● **WORK TO COMPLETE**
Your task is to repeat the lines below exactly, excluding any pictures they contain.

Collected data entries
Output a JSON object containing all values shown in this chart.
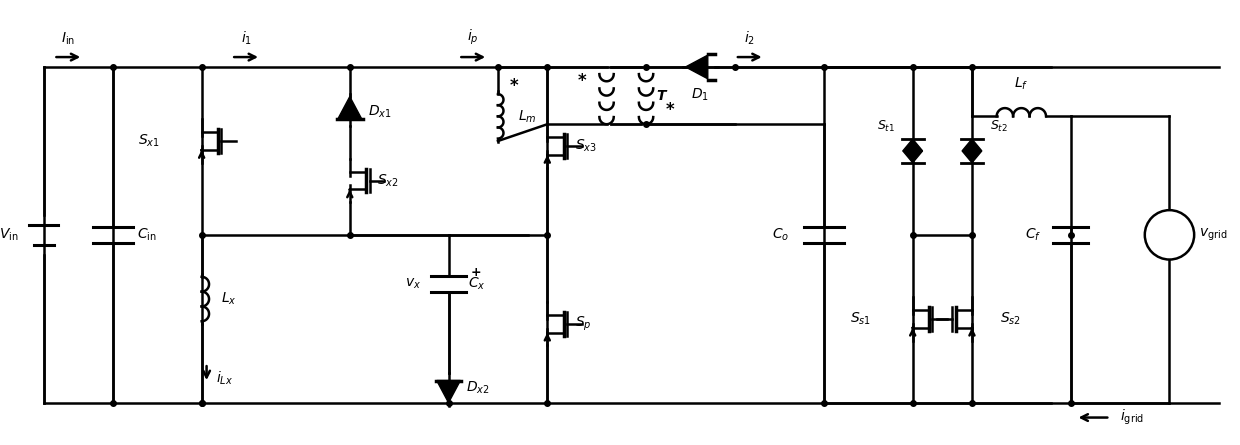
{
  "fig_width": 12.4,
  "fig_height": 4.45,
  "dpi": 100,
  "bg_color": "#ffffff",
  "line_color": "#000000",
  "line_width": 1.8,
  "dot_size": 5,
  "font_size": 11
}
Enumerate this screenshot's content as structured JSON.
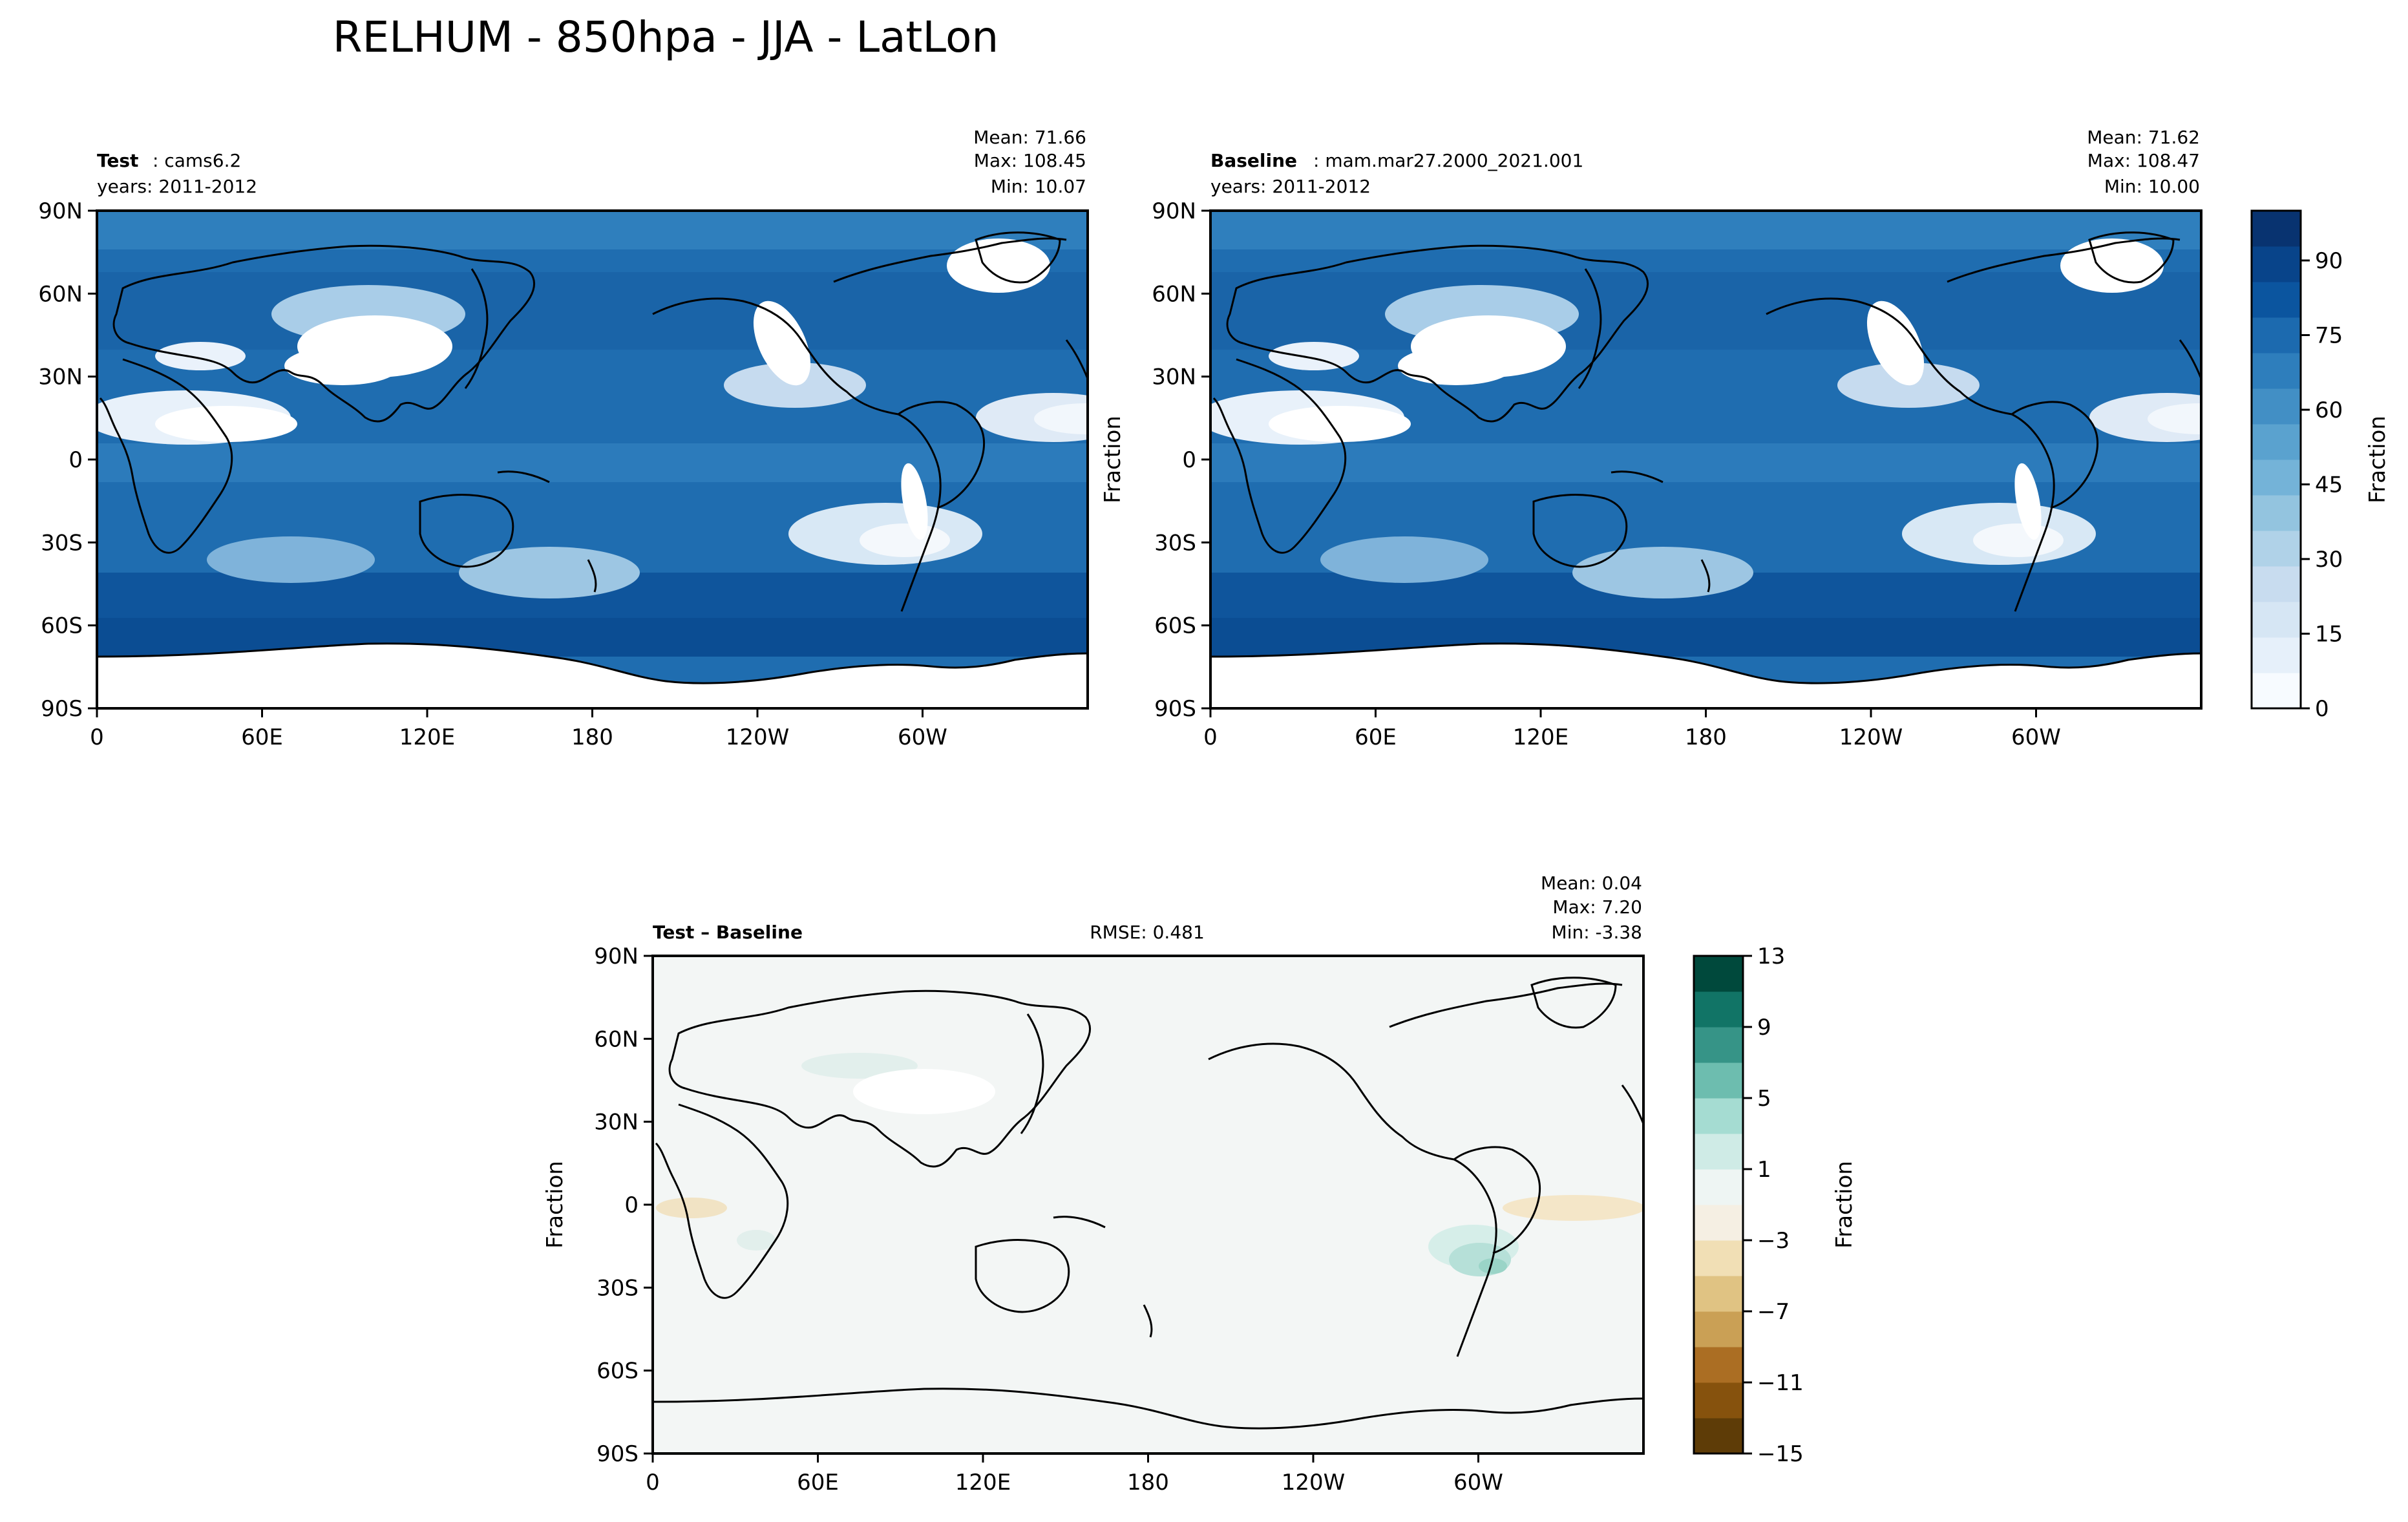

● **TASK RESULT**
Output a JSON object containing all values shown in this chart.
{
  "fig_width": 12.4,
  "fig_height": 4.45,
  "dpi": 100,
  "bg_color": "#ffffff",
  "line_color": "#000000",
  "line_width": 1.8,
  "dot_size": 5,
  "font_size": 11
}
Enumerate this screenshot's content as structured JSON.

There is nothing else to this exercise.